Start of Working data

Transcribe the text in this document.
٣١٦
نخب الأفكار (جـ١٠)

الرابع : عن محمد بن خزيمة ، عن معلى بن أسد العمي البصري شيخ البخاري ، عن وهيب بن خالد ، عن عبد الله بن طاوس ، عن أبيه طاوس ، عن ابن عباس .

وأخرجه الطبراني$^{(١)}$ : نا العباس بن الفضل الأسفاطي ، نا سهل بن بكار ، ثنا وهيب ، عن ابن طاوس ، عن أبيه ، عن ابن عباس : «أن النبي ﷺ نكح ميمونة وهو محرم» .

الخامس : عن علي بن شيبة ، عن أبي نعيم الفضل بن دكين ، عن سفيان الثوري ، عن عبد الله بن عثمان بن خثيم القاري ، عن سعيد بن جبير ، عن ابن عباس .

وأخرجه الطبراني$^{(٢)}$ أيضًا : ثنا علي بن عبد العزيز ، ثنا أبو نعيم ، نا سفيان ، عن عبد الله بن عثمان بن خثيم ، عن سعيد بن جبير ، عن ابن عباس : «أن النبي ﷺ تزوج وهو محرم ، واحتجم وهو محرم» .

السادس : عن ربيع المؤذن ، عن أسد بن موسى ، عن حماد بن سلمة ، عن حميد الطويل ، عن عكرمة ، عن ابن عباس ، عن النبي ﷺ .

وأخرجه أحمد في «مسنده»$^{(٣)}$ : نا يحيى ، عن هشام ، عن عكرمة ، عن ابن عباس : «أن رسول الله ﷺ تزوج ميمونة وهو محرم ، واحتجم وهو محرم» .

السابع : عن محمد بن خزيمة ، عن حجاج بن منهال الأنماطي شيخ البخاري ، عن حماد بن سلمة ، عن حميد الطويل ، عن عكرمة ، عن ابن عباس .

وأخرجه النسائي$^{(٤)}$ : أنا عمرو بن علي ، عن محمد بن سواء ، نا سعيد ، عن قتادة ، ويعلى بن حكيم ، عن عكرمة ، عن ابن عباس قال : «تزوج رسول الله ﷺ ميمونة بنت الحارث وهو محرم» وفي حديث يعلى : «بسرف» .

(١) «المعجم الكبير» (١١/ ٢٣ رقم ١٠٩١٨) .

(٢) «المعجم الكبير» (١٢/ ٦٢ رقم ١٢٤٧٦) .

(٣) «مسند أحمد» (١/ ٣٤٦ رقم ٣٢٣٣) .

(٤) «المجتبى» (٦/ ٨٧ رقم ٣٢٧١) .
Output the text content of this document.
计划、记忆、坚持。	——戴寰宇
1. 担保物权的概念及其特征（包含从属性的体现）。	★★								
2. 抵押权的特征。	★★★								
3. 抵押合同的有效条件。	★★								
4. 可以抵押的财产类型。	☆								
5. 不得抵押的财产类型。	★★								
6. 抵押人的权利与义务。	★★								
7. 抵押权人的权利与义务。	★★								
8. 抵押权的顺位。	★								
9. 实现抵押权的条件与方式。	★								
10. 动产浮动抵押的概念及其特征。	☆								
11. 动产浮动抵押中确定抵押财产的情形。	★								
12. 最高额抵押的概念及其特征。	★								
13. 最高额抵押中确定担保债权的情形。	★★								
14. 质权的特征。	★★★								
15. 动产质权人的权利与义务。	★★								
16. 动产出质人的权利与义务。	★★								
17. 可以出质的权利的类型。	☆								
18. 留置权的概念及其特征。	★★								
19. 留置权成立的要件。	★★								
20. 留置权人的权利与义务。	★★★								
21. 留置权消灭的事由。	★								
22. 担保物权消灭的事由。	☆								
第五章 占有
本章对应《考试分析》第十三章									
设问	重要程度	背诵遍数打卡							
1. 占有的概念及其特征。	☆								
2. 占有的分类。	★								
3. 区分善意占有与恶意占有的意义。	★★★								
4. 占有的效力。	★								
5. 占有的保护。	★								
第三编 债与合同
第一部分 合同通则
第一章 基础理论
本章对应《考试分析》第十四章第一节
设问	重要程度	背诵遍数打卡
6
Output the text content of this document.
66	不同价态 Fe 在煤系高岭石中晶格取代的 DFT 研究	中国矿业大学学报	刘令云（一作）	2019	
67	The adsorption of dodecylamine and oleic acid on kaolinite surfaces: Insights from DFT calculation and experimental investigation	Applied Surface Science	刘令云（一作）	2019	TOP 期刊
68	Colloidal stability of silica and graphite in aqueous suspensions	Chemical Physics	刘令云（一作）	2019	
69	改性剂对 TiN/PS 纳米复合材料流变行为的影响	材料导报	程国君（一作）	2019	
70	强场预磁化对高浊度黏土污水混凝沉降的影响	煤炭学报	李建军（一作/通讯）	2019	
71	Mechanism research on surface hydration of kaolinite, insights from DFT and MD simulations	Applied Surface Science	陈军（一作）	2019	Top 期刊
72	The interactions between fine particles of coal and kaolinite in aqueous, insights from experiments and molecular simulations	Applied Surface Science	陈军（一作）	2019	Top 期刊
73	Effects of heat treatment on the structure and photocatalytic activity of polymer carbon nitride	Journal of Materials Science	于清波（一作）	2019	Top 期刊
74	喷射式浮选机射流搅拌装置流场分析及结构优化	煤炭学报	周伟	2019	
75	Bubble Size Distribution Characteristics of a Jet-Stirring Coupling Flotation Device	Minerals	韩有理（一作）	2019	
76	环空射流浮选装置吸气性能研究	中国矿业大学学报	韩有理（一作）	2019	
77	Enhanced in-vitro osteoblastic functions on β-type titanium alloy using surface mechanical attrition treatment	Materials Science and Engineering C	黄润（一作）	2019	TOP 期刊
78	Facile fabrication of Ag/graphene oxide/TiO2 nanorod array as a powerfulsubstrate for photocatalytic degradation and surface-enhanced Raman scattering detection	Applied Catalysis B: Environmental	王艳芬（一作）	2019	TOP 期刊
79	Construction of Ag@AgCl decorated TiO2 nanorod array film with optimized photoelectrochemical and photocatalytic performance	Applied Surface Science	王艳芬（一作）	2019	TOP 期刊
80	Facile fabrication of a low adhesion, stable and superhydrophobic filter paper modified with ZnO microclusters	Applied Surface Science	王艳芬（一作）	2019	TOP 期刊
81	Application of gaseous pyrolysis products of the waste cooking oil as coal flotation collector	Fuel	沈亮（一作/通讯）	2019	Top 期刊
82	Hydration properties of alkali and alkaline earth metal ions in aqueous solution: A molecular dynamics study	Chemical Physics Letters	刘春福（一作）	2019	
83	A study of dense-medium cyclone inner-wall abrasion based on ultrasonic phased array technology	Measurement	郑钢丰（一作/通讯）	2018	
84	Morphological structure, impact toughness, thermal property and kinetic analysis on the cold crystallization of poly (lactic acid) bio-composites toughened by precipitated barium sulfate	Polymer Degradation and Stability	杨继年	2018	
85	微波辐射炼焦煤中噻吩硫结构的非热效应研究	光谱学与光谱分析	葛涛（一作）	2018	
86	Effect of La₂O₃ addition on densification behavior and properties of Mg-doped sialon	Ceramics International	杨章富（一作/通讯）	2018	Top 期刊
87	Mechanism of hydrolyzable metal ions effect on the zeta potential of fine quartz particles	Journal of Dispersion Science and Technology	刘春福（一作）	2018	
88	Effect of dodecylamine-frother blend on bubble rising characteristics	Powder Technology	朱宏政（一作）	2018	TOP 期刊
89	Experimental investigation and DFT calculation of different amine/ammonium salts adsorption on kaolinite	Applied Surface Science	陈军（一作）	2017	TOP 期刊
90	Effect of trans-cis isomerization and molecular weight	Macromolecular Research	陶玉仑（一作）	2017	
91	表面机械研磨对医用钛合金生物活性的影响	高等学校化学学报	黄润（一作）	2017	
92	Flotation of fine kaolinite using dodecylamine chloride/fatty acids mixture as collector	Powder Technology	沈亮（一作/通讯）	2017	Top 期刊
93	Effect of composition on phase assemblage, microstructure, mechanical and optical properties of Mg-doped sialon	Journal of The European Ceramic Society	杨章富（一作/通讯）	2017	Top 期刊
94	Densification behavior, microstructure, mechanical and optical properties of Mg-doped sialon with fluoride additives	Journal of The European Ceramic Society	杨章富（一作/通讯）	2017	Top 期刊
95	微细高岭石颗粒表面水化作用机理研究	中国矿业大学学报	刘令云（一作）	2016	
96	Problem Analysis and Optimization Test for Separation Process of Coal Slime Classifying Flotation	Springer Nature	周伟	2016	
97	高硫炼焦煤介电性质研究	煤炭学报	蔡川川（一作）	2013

End of Working data

In the entries above, find every line holding the word "calculation" and copy it out.

» **Task result**
67	The adsorption of dodecylamine and oleic acid on kaolinite surfaces: Insights from DFT calculation and experimental investigation	Applied Surface Science	刘令云（一作）	2019	TOP 期刊
89	Experimental investigation and DFT calculation of different amine/ammonium salts adsorption on kaolinite	Applied Surface Science	陈军（一作）	2017	TOP 期刊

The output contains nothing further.